┌──

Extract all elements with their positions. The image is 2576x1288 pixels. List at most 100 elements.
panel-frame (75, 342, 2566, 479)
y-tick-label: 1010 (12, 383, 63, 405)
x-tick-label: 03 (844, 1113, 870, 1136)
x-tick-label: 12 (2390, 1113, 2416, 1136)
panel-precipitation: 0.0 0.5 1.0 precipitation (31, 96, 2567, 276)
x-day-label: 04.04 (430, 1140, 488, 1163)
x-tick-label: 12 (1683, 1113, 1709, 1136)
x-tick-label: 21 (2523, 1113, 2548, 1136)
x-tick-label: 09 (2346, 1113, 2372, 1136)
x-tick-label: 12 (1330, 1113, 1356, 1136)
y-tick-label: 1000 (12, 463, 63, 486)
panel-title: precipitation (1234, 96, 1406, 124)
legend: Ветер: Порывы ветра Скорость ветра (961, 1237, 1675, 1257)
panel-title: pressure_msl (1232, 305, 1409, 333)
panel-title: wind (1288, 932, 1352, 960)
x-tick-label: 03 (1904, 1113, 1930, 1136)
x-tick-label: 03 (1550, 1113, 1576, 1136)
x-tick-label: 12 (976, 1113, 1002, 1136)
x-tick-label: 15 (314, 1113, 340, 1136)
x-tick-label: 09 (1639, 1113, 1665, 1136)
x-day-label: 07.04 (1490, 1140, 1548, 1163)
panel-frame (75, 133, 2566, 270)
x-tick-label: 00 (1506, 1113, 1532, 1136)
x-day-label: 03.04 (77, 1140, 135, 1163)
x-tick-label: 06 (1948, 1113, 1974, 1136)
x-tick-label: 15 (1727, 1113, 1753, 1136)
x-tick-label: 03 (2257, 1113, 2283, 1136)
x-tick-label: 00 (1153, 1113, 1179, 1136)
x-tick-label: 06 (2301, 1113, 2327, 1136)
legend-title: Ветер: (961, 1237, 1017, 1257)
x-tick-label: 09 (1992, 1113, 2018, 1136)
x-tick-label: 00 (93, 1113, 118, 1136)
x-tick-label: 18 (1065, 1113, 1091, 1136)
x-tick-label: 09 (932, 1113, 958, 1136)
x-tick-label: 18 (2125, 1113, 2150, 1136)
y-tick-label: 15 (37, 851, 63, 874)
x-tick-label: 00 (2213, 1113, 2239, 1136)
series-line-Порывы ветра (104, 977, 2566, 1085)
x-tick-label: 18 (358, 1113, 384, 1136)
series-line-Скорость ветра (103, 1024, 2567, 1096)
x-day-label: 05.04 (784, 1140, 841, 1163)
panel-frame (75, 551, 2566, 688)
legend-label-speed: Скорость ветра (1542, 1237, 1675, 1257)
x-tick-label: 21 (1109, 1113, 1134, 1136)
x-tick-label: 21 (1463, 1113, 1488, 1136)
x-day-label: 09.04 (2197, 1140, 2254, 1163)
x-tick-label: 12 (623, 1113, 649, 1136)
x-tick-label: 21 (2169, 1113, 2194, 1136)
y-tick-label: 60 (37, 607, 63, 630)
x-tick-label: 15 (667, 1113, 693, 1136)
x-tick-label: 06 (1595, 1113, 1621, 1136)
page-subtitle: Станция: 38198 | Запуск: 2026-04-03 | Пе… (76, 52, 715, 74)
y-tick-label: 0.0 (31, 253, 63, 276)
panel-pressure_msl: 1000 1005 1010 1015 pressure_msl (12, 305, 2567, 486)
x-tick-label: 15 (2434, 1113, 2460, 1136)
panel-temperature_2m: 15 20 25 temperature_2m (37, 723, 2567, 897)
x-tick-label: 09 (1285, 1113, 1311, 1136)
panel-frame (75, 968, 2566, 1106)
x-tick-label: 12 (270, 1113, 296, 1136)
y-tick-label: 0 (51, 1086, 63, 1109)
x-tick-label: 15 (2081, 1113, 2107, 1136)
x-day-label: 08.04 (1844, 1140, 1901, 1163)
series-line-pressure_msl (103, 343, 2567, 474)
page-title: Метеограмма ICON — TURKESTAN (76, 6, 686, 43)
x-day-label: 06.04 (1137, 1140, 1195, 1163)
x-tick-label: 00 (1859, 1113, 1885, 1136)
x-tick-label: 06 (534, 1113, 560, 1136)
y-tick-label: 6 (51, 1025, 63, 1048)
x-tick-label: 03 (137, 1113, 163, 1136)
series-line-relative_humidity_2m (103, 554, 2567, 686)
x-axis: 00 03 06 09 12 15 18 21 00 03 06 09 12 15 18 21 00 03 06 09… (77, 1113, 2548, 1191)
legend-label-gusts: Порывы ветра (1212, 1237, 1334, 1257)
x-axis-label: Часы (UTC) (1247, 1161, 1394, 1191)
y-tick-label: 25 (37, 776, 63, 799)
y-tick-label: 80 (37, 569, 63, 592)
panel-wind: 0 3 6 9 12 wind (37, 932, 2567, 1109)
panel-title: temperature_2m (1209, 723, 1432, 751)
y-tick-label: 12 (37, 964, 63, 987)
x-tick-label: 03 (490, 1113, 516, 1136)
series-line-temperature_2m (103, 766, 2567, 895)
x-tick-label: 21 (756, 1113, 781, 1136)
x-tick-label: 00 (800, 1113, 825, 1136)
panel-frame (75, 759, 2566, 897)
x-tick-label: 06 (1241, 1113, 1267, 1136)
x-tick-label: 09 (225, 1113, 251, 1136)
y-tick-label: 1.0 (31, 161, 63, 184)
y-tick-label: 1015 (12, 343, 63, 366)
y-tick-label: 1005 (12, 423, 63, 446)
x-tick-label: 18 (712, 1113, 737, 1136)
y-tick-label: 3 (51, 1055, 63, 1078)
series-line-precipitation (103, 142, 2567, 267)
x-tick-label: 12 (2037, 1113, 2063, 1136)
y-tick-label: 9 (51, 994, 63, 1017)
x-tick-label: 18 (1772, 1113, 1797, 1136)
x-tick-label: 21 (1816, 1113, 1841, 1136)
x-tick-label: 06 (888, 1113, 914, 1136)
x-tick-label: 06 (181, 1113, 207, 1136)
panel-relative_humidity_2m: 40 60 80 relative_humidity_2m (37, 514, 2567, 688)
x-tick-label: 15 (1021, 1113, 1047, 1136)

└──

• INSTRUCTIONS FOR THE TASK: Print every line of the records above again, character for character, without changing anything.

• THE OUTPUT:
Extract all elements with their positions. The image is 2576x1288 pixels. List at most 100 elements.
panel-frame (75, 342, 2566, 479)
y-tick-label: 1010 (12, 383, 63, 405)
x-tick-label: 03 (844, 1113, 870, 1136)
x-tick-label: 12 (2390, 1113, 2416, 1136)
panel-precipitation: 0.0 0.5 1.0 precipitation (31, 96, 2567, 276)
x-day-label: 04.04 (430, 1140, 488, 1163)
x-tick-label: 12 (1683, 1113, 1709, 1136)
x-tick-label: 21 (2523, 1113, 2548, 1136)
x-tick-label: 09 (2346, 1113, 2372, 1136)
x-tick-label: 12 (1330, 1113, 1356, 1136)
y-tick-label: 1000 (12, 463, 63, 486)
panel-title: precipitation (1234, 96, 1406, 124)
legend: Ветер: Порывы ветра Скорость ветра (961, 1237, 1675, 1257)
panel-title: pressure_msl (1232, 305, 1409, 333)
panel-title: wind (1288, 932, 1352, 960)
x-tick-label: 03 (1904, 1113, 1930, 1136)
x-tick-label: 03 (1550, 1113, 1576, 1136)
x-tick-label: 12 (976, 1113, 1002, 1136)
x-tick-label: 15 (314, 1113, 340, 1136)
x-tick-label: 09 (1639, 1113, 1665, 1136)
x-day-label: 07.04 (1490, 1140, 1548, 1163)
panel-frame (75, 133, 2566, 270)
x-tick-label: 00 (1506, 1113, 1532, 1136)
x-day-label: 03.04 (77, 1140, 135, 1163)
x-tick-label: 06 (1948, 1113, 1974, 1136)
x-tick-label: 15 (1727, 1113, 1753, 1136)
x-tick-label: 03 (2257, 1113, 2283, 1136)
x-tick-label: 00 (1153, 1113, 1179, 1136)
x-tick-label: 06 (2301, 1113, 2327, 1136)
legend-title: Ветер: (961, 1237, 1017, 1257)
x-tick-label: 09 (1992, 1113, 2018, 1136)
x-tick-label: 00 (93, 1113, 118, 1136)
x-tick-label: 18 (1065, 1113, 1091, 1136)
x-tick-label: 09 (932, 1113, 958, 1136)
x-tick-label: 18 (2125, 1113, 2150, 1136)
y-tick-label: 15 (37, 851, 63, 874)
x-tick-label: 00 (2213, 1113, 2239, 1136)
series-line-Порывы ветра (104, 977, 2566, 1085)
x-tick-label: 18 (358, 1113, 384, 1136)
series-line-Скорость ветра (103, 1024, 2567, 1096)
x-day-label: 05.04 (784, 1140, 841, 1163)
panel-frame (75, 551, 2566, 688)
legend-label-speed: Скорость ветра (1542, 1237, 1675, 1257)
x-tick-label: 21 (1109, 1113, 1134, 1136)
x-tick-label: 21 (1463, 1113, 1488, 1136)
x-day-label: 09.04 (2197, 1140, 2254, 1163)
x-tick-label: 12 (623, 1113, 649, 1136)
x-tick-label: 21 (2169, 1113, 2194, 1136)
y-tick-label: 60 (37, 607, 63, 630)
x-tick-label: 15 (667, 1113, 693, 1136)
x-tick-label: 06 (1595, 1113, 1621, 1136)
page-subtitle: Станция: 38198 | Запуск: 2026-04-03 | Пе… (76, 52, 715, 74)
y-tick-label: 0.0 (31, 253, 63, 276)
panel-pressure_msl: 1000 1005 1010 1015 pressure_msl (12, 305, 2567, 486)
x-tick-label: 15 (2434, 1113, 2460, 1136)
panel-temperature_2m: 15 20 25 temperature_2m (37, 723, 2567, 897)
x-tick-label: 09 (1285, 1113, 1311, 1136)
panel-frame (75, 968, 2566, 1106)
x-tick-label: 12 (270, 1113, 296, 1136)
y-tick-label: 0 (51, 1086, 63, 1109)
x-tick-label: 15 (2081, 1113, 2107, 1136)
x-day-label: 08.04 (1844, 1140, 1901, 1163)
series-line-pressure_msl (103, 343, 2567, 474)
page-title: Метеограмма ICON — TURKESTAN (76, 6, 686, 43)
x-day-label: 06.04 (1137, 1140, 1195, 1163)
x-tick-label: 00 (1859, 1113, 1885, 1136)
x-tick-label: 06 (534, 1113, 560, 1136)
y-tick-label: 6 (51, 1025, 63, 1048)
x-tick-label: 03 (137, 1113, 163, 1136)
series-line-relative_humidity_2m (103, 554, 2567, 686)
x-axis: 00 03 06 09 12 15 18 21 00 03 06 09 12 15 18 21 00 03 06 09… (77, 1113, 2548, 1191)
legend-label-gusts: Порывы ветра (1212, 1237, 1334, 1257)
x-axis-label: Часы (UTC) (1247, 1161, 1394, 1191)
y-tick-label: 25 (37, 776, 63, 799)
y-tick-label: 80 (37, 569, 63, 592)
panel-wind: 0 3 6 9 12 wind (37, 932, 2567, 1109)
panel-title: temperature_2m (1209, 723, 1432, 751)
y-tick-label: 12 (37, 964, 63, 987)
x-tick-label: 03 (490, 1113, 516, 1136)
series-line-temperature_2m (103, 766, 2567, 895)
x-tick-label: 21 (756, 1113, 781, 1136)
x-tick-label: 00 (800, 1113, 825, 1136)
panel-frame (75, 759, 2566, 897)
x-tick-label: 06 (1241, 1113, 1267, 1136)
x-tick-label: 09 (225, 1113, 251, 1136)
y-tick-label: 1.0 (31, 161, 63, 184)
y-tick-label: 1015 (12, 343, 63, 366)
y-tick-label: 1005 (12, 423, 63, 446)
x-tick-label: 18 (712, 1113, 737, 1136)
y-tick-label: 3 (51, 1055, 63, 1078)
series-line-precipitation (103, 142, 2567, 267)
x-tick-label: 12 (2037, 1113, 2063, 1136)
y-tick-label: 9 (51, 994, 63, 1017)
x-tick-label: 18 (1772, 1113, 1797, 1136)
x-tick-label: 21 (1816, 1113, 1841, 1136)
x-tick-label: 06 (888, 1113, 914, 1136)
x-tick-label: 06 (181, 1113, 207, 1136)
panel-relative_humidity_2m: 40 60 80 relative_humidity_2m (37, 514, 2567, 688)
x-tick-label: 15 (1021, 1113, 1047, 1136)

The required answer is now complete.